▸ Passage provided
[Start of section]

Lesson 3: Autoimmune Thyroid Disease
Autoimmune Thyroid Disorders
The various autoimmune thyroid disorders or AITDs include Graves’ disease, which is autoimmune hyperthyroidism, Hashimoto’s thyroiditis and idiopathic thyroid failure, which cause autoimmune hypothyroidism, and Hashitoxicosis. All of these disorders are considered to be overlapping syndromes.
Patients with both Graves’ disease and Hashimoto’s thyroiditis may experience periods of Hashitoxicosis especially as they move between hypothyroidism and hyperthyroidism. Hashitoxicosis is primarily a condition of hypothyroidism characterized by the presence of stimulating TSH receptor antibodies, the antibodies that cause hyperthyroidism in Graves’ disease. These antibodies cause transient symptoms of hyperthyroidism whenever these antibody levels rise in sufficient amounts to cause a temporary burst of excess thyroid hormone.
Symptoms Certain symptoms tend to overlap, that is, they may occur in any of the autoimmune thyroid disorders. Overlapping symptoms include palpitations, sleep disturbances, vitiligo, an autoimmune condition characterized by patches of white unpigmented skin, weight gain, weight loss, hair loss, inability to properly regulate body temperature, mood swings, depression, irritability, digestive disturbances and cognitive changes.
Certain symptoms, such as mental fog and hair loss, are more common in hypothyroidism than hyperthyroidism, but these symptoms can occur in either disorder. Nevertheless, because symptoms overlap it can be difficult to recognize when someone has moved from hyperthyroidism to hypothyroidism without measurements of the thyroid hormones FT4 and FT3.
Autoimmune thyroid disorders also share certain features that distinguish them from other thyroid disorders. They’re all caused by thyroid antibodies, they cause changes in thyroid cells that can be studied microscopically, and they have a genetic predisposition. Patients with AITDs also show evidence that their immune cells react to various proteins found within thyroid cells. Specifically, immune reactivity demonstrated by antibody production is directed against the TSH receptor protein found on the surface of thyroid cells, the enzyme thyroid peroxidase or TPO, and thyroglobulin. Antibodies to these proteins are easily found in patients with AITDs and their presence helps with diagnosis.
Tests for TSH, FT4 and FT3, are used as screening tests to determine if hypothyroidism or hyperthyroidism are present. Thyroid antibody tests are then used to establish that the thyroid disorder is autoimmune in origin. Thyroglobulin, TPO, and TSH receptor antibodies can be found in all of the autoimmune thyroid disorders. Patients with TPO, thyroglobulin or blocking TSH receptor antibodies who are hypothyroid are diagnosed with Hashimoto’s thyroiditis or idiopathic thyroid failure. Patients with thyroglobulin, TPO or TSH receptor antibodies, especially stimulating antibodies, who are hyperthyroid are diagnosed with autoimmune hyperthyroidism or Graves’ disease.

[End of section]

▸ Tasks for this exercise
a: According to the lesson on autoimmune thyroid disease, which thyroid hormones must be measured to recognize when someone has moved from hyperthyroidism to hypothyroidism?
b: Which autoimmune thyroid disorders does the lesson on autoimmune thyroid disease name in its opening paragraph?
Use only the lesson on autoimmune thyroid disease to answer.

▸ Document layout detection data
[Start of section]

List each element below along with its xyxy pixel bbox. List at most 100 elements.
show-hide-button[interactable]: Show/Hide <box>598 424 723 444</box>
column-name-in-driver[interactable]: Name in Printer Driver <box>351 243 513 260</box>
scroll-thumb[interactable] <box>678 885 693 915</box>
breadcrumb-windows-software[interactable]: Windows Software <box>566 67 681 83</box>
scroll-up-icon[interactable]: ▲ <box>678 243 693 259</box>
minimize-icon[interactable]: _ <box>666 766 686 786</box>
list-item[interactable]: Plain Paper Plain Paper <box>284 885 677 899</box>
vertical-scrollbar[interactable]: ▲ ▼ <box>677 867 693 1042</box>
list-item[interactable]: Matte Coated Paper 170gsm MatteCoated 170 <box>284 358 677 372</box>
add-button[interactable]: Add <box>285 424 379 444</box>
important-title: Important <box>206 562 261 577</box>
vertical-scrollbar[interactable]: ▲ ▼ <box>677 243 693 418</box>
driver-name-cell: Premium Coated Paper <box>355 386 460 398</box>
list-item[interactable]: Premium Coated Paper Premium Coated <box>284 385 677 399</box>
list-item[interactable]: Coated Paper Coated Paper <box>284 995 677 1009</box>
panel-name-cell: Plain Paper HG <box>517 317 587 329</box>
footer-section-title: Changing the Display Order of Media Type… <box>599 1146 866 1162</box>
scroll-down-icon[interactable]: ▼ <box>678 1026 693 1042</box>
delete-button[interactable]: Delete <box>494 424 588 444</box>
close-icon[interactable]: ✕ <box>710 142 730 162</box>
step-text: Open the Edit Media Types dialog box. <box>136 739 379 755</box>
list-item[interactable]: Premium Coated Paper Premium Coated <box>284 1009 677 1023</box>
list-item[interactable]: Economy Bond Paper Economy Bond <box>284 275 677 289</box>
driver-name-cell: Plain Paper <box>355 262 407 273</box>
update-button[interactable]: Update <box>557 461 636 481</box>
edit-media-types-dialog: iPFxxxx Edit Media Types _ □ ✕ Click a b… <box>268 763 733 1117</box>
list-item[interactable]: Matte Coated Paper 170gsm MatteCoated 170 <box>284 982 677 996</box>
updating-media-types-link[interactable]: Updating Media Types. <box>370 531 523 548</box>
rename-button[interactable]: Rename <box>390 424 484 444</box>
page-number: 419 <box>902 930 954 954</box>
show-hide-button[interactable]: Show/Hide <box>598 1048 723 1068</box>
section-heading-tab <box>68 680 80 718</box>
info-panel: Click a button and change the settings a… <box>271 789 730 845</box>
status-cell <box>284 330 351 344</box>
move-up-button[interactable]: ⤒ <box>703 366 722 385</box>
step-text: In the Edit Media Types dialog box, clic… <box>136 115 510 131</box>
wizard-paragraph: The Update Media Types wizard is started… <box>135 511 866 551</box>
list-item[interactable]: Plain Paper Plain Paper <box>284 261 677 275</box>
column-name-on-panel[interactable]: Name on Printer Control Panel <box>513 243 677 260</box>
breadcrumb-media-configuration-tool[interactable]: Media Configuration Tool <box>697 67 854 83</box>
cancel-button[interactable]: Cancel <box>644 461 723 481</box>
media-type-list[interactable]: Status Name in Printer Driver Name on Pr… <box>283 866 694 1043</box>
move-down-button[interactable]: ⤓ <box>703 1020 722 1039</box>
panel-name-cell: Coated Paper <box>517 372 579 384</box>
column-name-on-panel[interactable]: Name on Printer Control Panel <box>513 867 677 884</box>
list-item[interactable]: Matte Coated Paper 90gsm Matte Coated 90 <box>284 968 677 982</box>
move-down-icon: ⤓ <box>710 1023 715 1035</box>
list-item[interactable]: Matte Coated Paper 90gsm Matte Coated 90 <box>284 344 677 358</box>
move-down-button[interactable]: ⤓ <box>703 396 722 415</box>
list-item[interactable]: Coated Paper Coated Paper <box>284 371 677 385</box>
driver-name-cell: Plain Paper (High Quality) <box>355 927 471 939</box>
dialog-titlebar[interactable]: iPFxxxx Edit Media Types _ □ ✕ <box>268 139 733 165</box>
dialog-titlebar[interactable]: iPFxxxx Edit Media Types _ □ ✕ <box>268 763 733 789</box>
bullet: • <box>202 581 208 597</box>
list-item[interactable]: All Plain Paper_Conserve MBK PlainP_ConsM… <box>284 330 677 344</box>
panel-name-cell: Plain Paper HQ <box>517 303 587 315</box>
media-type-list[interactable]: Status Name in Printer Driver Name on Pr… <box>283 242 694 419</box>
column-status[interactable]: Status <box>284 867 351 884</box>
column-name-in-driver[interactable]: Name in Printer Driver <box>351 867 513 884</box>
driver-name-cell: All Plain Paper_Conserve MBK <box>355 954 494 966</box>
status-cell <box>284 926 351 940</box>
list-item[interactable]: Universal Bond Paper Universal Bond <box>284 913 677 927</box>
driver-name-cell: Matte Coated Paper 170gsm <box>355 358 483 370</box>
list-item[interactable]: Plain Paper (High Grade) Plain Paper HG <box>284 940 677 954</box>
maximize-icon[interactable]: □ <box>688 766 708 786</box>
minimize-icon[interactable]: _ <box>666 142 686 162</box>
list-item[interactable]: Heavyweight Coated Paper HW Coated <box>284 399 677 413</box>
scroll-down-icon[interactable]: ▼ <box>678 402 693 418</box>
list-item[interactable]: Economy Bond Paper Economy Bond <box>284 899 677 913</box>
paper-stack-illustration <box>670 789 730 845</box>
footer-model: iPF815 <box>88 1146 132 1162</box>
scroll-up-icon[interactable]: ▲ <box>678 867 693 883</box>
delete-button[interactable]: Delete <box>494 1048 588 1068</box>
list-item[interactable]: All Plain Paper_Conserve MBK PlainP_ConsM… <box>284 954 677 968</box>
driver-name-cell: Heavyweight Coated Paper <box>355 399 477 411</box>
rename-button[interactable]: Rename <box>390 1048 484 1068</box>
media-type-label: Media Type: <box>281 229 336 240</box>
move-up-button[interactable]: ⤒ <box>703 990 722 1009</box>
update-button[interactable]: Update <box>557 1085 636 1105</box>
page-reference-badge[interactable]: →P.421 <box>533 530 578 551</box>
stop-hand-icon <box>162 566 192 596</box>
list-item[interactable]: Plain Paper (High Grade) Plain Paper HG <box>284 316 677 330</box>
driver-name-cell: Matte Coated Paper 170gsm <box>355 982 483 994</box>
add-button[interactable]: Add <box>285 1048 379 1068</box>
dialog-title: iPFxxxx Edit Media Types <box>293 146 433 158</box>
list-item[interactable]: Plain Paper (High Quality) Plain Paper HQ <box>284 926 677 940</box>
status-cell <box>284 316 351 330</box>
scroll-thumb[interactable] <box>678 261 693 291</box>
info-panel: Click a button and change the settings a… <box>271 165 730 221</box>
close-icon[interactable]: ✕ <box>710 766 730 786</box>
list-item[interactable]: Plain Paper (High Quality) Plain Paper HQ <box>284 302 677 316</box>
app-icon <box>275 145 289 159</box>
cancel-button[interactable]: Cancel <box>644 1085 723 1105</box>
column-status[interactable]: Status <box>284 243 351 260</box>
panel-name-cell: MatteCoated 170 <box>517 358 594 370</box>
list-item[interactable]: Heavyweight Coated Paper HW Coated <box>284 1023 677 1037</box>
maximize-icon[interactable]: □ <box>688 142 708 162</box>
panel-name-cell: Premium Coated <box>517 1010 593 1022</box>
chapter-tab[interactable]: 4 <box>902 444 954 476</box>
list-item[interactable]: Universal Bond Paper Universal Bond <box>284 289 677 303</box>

[End of section]

▸ Responses to the tasks
a: FT4 and FT3.

b: Graves' disease, Hashimoto's thyroiditis, idiopathic thyroid failure, and Hashitoxicosis.